(Stored items)
** begin **
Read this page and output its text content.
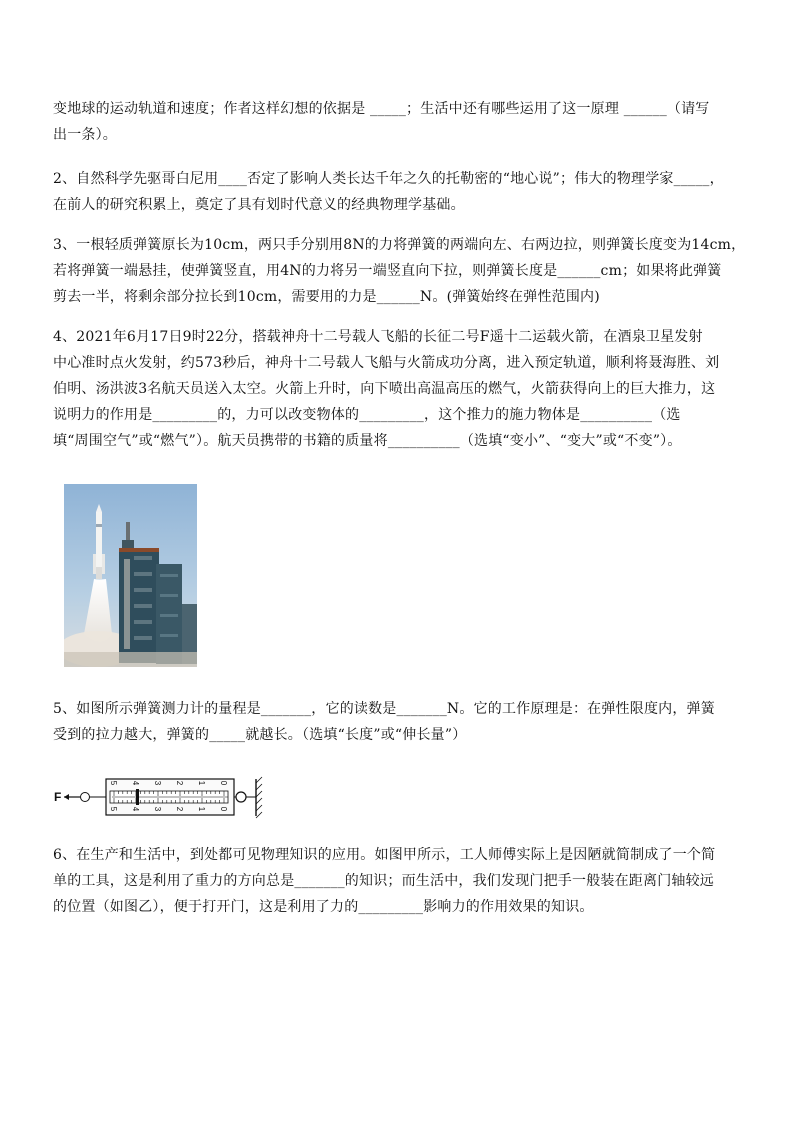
变地球的运动轨道和速度；作者这样幻想的依据是 _____；生活中还有哪些运用了这一原理 ______（请写
出一条）。
2、自然科学先驱哥白尼用____否定了影响人类长达千年之久的托勒密的“地心说”；伟大的物理学家_____，
在前人的研究积累上，奠定了具有划时代意义的经典物理学基础。
3、一根轻质弹簧原长为10cm，两只手分别用8N的力将弹簧的两端向左、右两边拉，则弹簧长度变为14cm，
若将弹簧一端悬挂，使弹簧竖直，用4N的力将另一端竖直向下拉，则弹簧长度是______cm；如果将此弹簧
剪去一半，将剩余部分拉长到10cm，需要用的力是______N。(弹簧始终在弹性范围内)
4、2021年6月17日9时22分，搭载神舟十二号载人飞船的长征二号F遥十二运载火箭，在酒泉卫星发射
中心准时点火发射，约573秒后，神舟十二号载人飞船与火箭成功分离，进入预定轨道，顺利将聂海胜、刘
伯明、汤洪波3名航天员送入太空。火箭上升时，向下喷出高温高压的燃气，火箭获得向上的巨大推力，这
说明力的作用是_________的，力可以改变物体的_________，这个推力的施力物体是__________（选
填“周围空气”或“燃气”）。航天员携带的书籍的质量将__________（选填“变小”、“变大”或“不变”）。
5、如图所示弹簧测力计的量程是_______，它的读数是_______N。它的工作原理是：在弹性限度内，弹簧
受到的拉力越大，弹簧的_____就越长。（选填“长度”或“伸长量”）
F
5
5
4
4
3
3
2
2
1
1
0
0
6、在生产和生活中，到处都可见物理知识的应用。如图甲所示，工人师傅实际上是因陋就简制成了一个简
单的工具，这是利用了重力的方向总是_______的知识；而生活中，我们发现门把手一般装在距离门轴较远
的位置（如图乙），便于打开门，这是利用了力的_________影响力的作用效果的知识。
** end **
Output the lines above in full and exactly as given, omitting any pictures.

▶ [Written solution]:
Read this page and output its text content.
变地球的运动轨道和速度；作者这样幻想的依据是 _____；生活中还有哪些运用了这一原理 ______（请写
出一条）。
2、自然科学先驱哥白尼用____否定了影响人类长达千年之久的托勒密的“地心说”；伟大的物理学家_____，
在前人的研究积累上，奠定了具有划时代意义的经典物理学基础。
3、一根轻质弹簧原长为10cm，两只手分别用8N的力将弹簧的两端向左、右两边拉，则弹簧长度变为14cm，
若将弹簧一端悬挂，使弹簧竖直，用4N的力将另一端竖直向下拉，则弹簧长度是______cm；如果将此弹簧
剪去一半，将剩余部分拉长到10cm，需要用的力是______N。(弹簧始终在弹性范围内)
4、2021年6月17日9时22分，搭载神舟十二号载人飞船的长征二号F遥十二运载火箭，在酒泉卫星发射
中心准时点火发射，约573秒后，神舟十二号载人飞船与火箭成功分离，进入预定轨道，顺利将聂海胜、刘
伯明、汤洪波3名航天员送入太空。火箭上升时，向下喷出高温高压的燃气，火箭获得向上的巨大推力，这
说明力的作用是_________的，力可以改变物体的_________，这个推力的施力物体是__________（选
填“周围空气”或“燃气”）。航天员携带的书籍的质量将__________（选填“变小”、“变大”或“不变”）。
5、如图所示弹簧测力计的量程是_______，它的读数是_______N。它的工作原理是：在弹性限度内，弹簧
受到的拉力越大，弹簧的_____就越长。（选填“长度”或“伸长量”）
F
5
5
4
4
3
3
2
2
1
1
0
0
6、在生产和生活中，到处都可见物理知识的应用。如图甲所示，工人师傅实际上是因陋就简制成了一个简
单的工具，这是利用了重力的方向总是_______的知识；而生活中，我们发现门把手一般装在距离门轴较远
的位置（如图乙），便于打开门，这是利用了力的_________影响力的作用效果的知识。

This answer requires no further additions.